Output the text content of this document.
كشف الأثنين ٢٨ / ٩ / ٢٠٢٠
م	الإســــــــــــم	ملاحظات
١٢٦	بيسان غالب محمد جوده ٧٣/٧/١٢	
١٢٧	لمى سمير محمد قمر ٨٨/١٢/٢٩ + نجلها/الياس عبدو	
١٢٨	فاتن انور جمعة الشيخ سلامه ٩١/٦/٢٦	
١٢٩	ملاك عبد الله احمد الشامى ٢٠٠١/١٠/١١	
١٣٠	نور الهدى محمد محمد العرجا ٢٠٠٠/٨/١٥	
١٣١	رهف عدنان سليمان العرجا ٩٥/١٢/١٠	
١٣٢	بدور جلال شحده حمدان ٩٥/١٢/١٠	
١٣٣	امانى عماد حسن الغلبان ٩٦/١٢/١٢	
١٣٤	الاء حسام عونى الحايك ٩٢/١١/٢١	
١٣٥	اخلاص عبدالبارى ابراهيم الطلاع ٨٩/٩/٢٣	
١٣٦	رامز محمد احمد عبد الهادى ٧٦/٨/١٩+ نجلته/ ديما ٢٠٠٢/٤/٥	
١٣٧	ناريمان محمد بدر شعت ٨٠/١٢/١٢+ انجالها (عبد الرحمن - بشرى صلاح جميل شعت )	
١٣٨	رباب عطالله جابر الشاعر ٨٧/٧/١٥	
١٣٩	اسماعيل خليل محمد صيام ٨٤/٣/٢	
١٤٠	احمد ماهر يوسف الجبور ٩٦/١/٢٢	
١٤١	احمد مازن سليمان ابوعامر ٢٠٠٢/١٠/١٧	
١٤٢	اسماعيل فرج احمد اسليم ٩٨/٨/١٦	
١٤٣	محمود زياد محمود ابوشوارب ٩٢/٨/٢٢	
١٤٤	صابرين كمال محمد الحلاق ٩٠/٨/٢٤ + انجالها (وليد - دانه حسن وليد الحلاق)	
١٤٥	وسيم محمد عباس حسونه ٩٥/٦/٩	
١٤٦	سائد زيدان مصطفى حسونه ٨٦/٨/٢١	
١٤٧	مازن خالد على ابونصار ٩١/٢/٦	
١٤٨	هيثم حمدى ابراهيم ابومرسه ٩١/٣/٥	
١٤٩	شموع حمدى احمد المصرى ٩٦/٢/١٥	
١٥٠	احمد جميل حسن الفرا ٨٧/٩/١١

DIRECTIONS FOR THIS TASK – Select every line where the word "سليمان" occurs.

TASK RESULT –
١٣١	رهف عدنان سليمان العرجا ٩٥/١٢/١٠	
١٤١	احمد مازن سليمان ابوعامر ٢٠٠٢/١٠/١٧	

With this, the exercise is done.